Aim:
A verbatim copy of the records is required, with all pictures left out.

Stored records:
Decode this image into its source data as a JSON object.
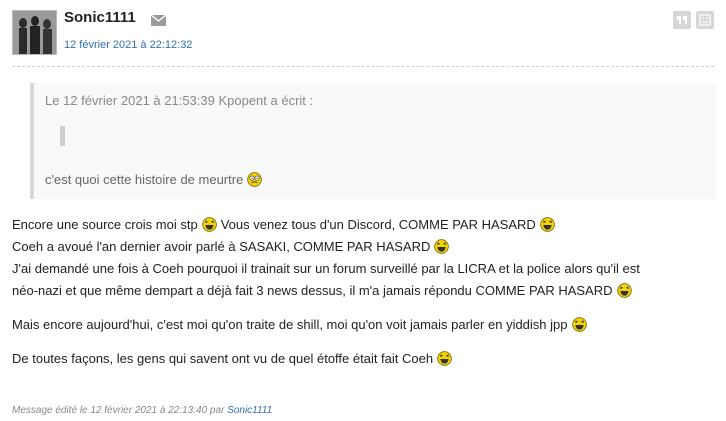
{
  "post": {
    "username": "Sonic1111",
    "date": "12 février 2021 à 22:12:32"
  },
  "quote": {
    "header": "Le 12 février 2021 à 21:53:39 Kpopent a écrit :",
    "text": "c'est quoi cette histoire de meurtre"
  },
  "body": {
    "line1_a": "Encore une source crois moi stp",
    "line1_b": "Vous venez tous d'un Discord, COMME PAR HASARD",
    "line2": "Coeh a avoué l'an dernier avoir parlé à SASAKI, COMME PAR HASARD",
    "line3": "J'ai demandé une fois à Coeh pourquoi il trainait sur un forum surveillé par la LICRA et la police alors qu'il est",
    "line4": "néo-nazi et que même dempart a déjà fait 3 news dessus, il m'a jamais répondu COMME PAR HASARD",
    "para2": "Mais encore aujourd'hui, c'est moi qu'on traite de shill, moi qu'on voit jamais parler en yiddish jpp",
    "para3": "De toutes façons, les gens qui savent ont vu de quel étoffe était fait Coeh"
  },
  "footer": {
    "prefix": "Message édité le 12 février 2021 à 22:13:40 par",
    "editor": "Sonic1111"
  },
  "icons": {
    "mail": "envelope-icon",
    "quote_action": "quote-icon",
    "report_action": "report-icon",
    "smiley_laugh": "laughing-smiley-icon",
    "smiley_confused": "dizzy-smiley-icon"
  },
  "colors": {
    "link": "#2f6fb5",
    "muted": "#888888",
    "smiley": "#f5d300"
  }
}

Output for this exercise:
Decode this image into its source data as a JSON object.
{
  "post": {
    "username": "Sonic1111",
    "date": "12 février 2021 à 22:12:32"
  },
  "quote": {
    "header": "Le 12 février 2021 à 21:53:39 Kpopent a écrit :",
    "text": "c'est quoi cette histoire de meurtre"
  },
  "body": {
    "line1_a": "Encore une source crois moi stp",
    "line1_b": "Vous venez tous d'un Discord, COMME PAR HASARD",
    "line2": "Coeh a avoué l'an dernier avoir parlé à SASAKI, COMME PAR HASARD",
    "line3": "J'ai demandé une fois à Coeh pourquoi il trainait sur un forum surveillé par la LICRA et la police alors qu'il est",
    "line4": "néo-nazi et que même dempart a déjà fait 3 news dessus, il m'a jamais répondu COMME PAR HASARD",
    "para2": "Mais encore aujourd'hui, c'est moi qu'on traite de shill, moi qu'on voit jamais parler en yiddish jpp",
    "para3": "De toutes façons, les gens qui savent ont vu de quel étoffe était fait Coeh"
  },
  "footer": {
    "prefix": "Message édité le 12 février 2021 à 22:13:40 par",
    "editor": "Sonic1111"
  },
  "icons": {
    "mail": "envelope-icon",
    "quote_action": "quote-icon",
    "report_action": "report-icon",
    "smiley_laugh": "laughing-smiley-icon",
    "smiley_confused": "dizzy-smiley-icon"
  },
  "colors": {
    "link": "#2f6fb5",
    "muted": "#888888",
    "smiley": "#f5d300"
  }
}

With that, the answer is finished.